(Data items)
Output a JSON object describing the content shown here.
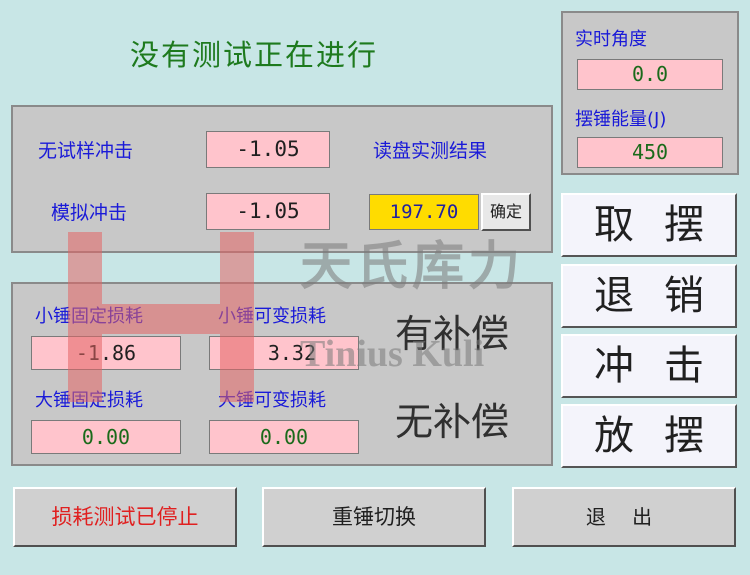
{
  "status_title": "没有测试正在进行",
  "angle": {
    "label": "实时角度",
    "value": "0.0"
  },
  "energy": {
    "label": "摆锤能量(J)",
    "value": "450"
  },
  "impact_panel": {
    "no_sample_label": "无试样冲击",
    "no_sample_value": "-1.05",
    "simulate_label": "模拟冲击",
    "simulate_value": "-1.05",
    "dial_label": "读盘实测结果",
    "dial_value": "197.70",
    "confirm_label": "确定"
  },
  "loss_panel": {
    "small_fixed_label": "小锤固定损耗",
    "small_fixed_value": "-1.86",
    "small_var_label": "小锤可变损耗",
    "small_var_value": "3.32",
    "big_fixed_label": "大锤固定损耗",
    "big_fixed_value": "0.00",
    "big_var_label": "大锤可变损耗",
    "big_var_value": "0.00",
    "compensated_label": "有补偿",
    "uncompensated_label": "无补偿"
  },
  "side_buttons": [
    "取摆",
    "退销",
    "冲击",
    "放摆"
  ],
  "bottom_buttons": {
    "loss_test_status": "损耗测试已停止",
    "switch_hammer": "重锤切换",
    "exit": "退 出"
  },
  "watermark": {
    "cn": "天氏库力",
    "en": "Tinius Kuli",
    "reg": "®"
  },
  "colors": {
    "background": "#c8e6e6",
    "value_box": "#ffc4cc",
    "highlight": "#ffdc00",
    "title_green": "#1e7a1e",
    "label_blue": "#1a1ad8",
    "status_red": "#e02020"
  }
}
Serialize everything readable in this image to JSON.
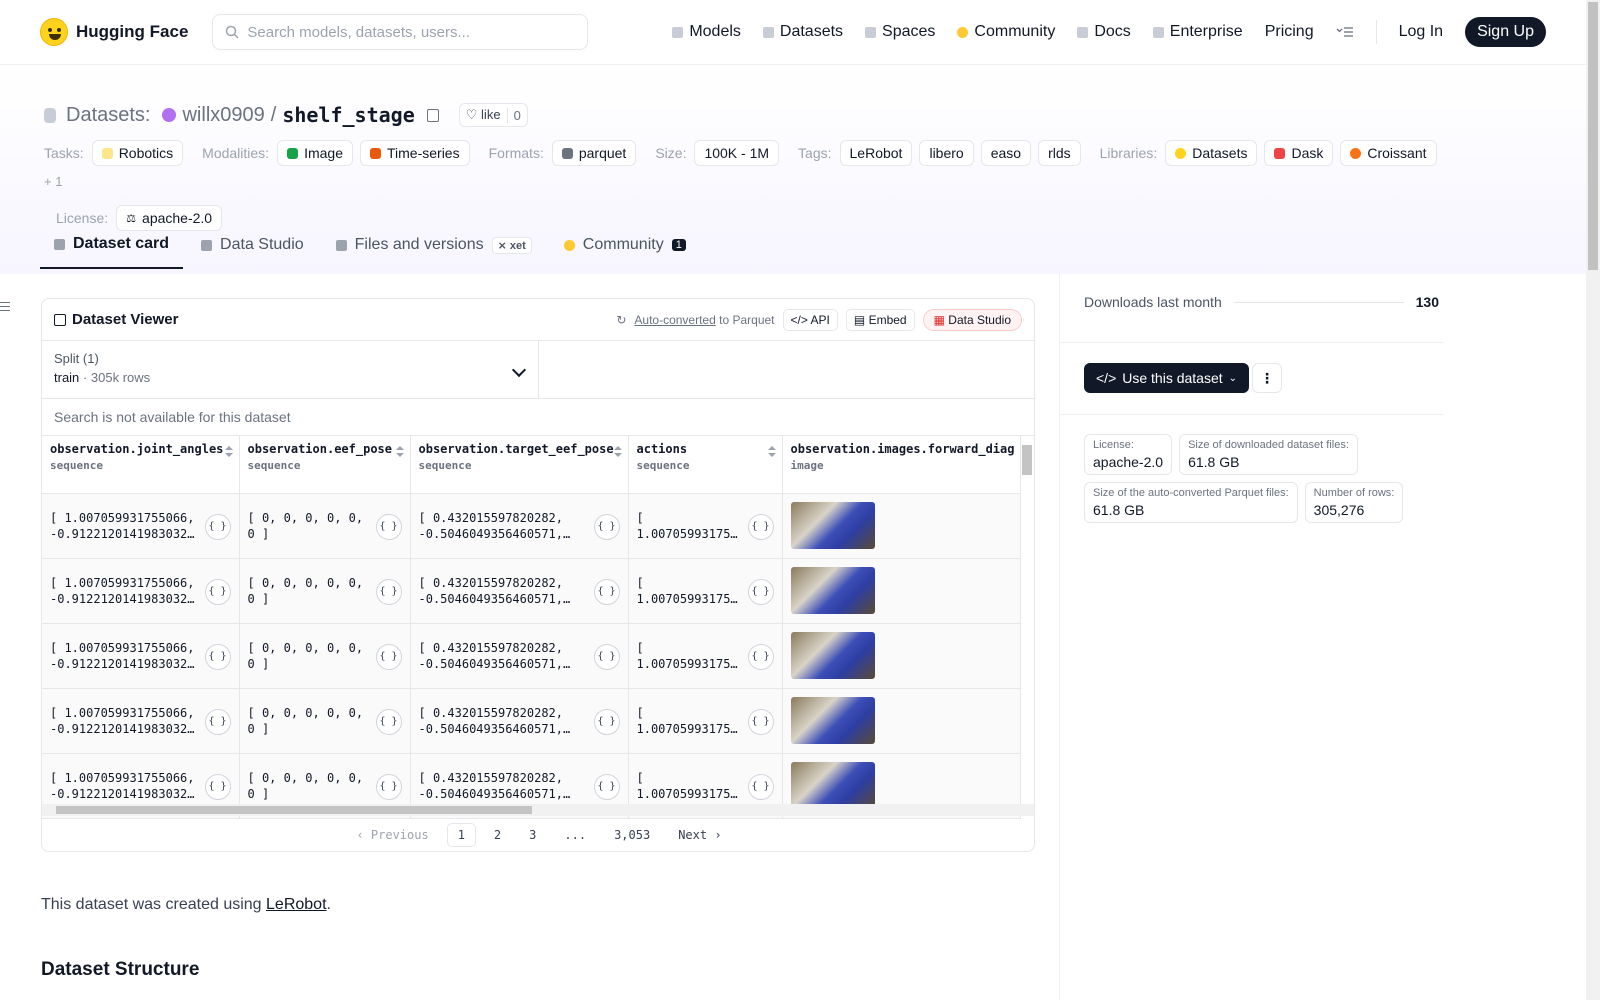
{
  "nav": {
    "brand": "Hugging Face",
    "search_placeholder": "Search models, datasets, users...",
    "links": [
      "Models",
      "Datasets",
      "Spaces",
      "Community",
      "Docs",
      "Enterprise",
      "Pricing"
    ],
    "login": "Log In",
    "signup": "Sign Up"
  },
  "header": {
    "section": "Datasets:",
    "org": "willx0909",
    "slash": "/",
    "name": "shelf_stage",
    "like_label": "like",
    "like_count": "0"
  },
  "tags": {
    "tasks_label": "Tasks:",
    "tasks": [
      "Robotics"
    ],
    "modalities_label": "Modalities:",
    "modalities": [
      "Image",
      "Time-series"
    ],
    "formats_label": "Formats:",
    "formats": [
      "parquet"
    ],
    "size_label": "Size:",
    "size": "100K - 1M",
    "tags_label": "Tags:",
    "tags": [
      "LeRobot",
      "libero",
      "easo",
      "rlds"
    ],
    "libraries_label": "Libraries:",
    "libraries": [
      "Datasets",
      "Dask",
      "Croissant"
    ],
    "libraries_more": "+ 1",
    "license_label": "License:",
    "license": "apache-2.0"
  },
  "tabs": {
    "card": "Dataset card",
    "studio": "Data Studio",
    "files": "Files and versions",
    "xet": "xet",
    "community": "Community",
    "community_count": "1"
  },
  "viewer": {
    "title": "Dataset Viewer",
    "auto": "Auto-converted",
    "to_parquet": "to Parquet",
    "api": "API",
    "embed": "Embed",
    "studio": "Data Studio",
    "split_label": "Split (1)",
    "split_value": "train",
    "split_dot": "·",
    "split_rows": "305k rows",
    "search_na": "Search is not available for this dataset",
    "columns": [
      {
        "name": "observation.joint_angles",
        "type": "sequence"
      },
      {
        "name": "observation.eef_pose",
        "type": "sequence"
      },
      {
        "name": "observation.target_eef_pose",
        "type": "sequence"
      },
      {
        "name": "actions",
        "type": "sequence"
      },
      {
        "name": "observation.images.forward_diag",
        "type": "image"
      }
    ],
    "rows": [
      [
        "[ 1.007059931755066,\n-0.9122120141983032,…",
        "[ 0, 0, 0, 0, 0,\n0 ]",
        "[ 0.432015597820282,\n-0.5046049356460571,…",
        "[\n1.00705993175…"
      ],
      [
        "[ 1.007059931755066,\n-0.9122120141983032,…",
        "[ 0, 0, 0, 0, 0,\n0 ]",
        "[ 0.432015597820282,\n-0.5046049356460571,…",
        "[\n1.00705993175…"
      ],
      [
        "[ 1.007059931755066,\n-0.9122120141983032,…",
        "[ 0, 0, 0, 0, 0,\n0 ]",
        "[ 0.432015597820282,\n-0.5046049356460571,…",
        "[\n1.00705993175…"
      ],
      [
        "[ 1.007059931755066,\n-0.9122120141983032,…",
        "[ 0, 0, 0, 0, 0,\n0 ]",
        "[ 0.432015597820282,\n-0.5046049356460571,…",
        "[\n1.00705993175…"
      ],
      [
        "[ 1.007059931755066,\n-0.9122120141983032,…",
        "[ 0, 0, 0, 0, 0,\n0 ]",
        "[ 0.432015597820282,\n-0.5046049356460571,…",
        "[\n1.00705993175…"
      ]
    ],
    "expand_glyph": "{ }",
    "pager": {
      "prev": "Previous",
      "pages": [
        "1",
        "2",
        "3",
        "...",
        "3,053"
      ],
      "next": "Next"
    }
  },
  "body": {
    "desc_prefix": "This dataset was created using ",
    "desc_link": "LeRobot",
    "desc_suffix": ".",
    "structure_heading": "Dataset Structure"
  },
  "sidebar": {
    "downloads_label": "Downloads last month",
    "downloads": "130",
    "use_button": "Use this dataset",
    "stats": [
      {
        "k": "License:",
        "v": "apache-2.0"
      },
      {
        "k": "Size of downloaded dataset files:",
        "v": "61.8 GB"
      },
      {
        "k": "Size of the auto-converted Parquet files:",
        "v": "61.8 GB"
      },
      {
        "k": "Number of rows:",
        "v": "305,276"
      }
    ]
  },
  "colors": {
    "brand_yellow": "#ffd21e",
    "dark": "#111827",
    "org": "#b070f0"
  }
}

EXERCISE DESCRIPTION » Your reply is one number: how many lines of the records above contain the word "rows".

COMPLETE ANSWER » 3